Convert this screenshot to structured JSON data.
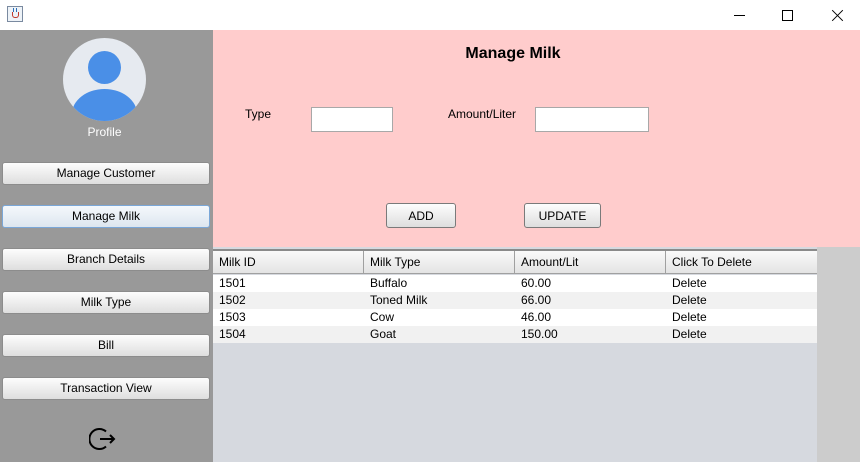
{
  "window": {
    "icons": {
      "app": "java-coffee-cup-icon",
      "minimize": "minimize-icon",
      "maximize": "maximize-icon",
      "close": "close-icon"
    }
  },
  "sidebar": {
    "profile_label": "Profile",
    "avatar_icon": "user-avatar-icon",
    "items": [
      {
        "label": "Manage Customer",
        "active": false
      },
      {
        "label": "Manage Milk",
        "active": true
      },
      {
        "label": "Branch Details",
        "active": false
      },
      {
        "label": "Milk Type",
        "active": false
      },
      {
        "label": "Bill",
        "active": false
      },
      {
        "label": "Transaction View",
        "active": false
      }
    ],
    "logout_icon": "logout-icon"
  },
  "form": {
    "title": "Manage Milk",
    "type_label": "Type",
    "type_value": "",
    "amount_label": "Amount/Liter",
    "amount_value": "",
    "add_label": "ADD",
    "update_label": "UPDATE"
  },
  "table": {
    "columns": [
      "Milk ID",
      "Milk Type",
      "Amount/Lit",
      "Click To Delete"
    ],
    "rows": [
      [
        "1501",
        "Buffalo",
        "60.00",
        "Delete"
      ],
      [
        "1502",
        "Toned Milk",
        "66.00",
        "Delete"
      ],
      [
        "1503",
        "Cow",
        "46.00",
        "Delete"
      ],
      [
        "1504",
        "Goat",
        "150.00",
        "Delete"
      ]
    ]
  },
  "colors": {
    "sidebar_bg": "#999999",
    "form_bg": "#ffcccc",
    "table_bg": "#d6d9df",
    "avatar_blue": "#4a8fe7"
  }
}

##########

Extract every line of the data exactly; pictures stay out.

Convert this screenshot to structured JSON data.
{
  "window": {
    "icons": {
      "app": "java-coffee-cup-icon",
      "minimize": "minimize-icon",
      "maximize": "maximize-icon",
      "close": "close-icon"
    }
  },
  "sidebar": {
    "profile_label": "Profile",
    "avatar_icon": "user-avatar-icon",
    "items": [
      {
        "label": "Manage Customer",
        "active": false
      },
      {
        "label": "Manage Milk",
        "active": true
      },
      {
        "label": "Branch Details",
        "active": false
      },
      {
        "label": "Milk Type",
        "active": false
      },
      {
        "label": "Bill",
        "active": false
      },
      {
        "label": "Transaction View",
        "active": false
      }
    ],
    "logout_icon": "logout-icon"
  },
  "form": {
    "title": "Manage Milk",
    "type_label": "Type",
    "type_value": "",
    "amount_label": "Amount/Liter",
    "amount_value": "",
    "add_label": "ADD",
    "update_label": "UPDATE"
  },
  "table": {
    "columns": [
      "Milk ID",
      "Milk Type",
      "Amount/Lit",
      "Click To Delete"
    ],
    "rows": [
      [
        "1501",
        "Buffalo",
        "60.00",
        "Delete"
      ],
      [
        "1502",
        "Toned Milk",
        "66.00",
        "Delete"
      ],
      [
        "1503",
        "Cow",
        "46.00",
        "Delete"
      ],
      [
        "1504",
        "Goat",
        "150.00",
        "Delete"
      ]
    ]
  },
  "colors": {
    "sidebar_bg": "#999999",
    "form_bg": "#ffcccc",
    "table_bg": "#d6d9df",
    "avatar_blue": "#4a8fe7"
  }
}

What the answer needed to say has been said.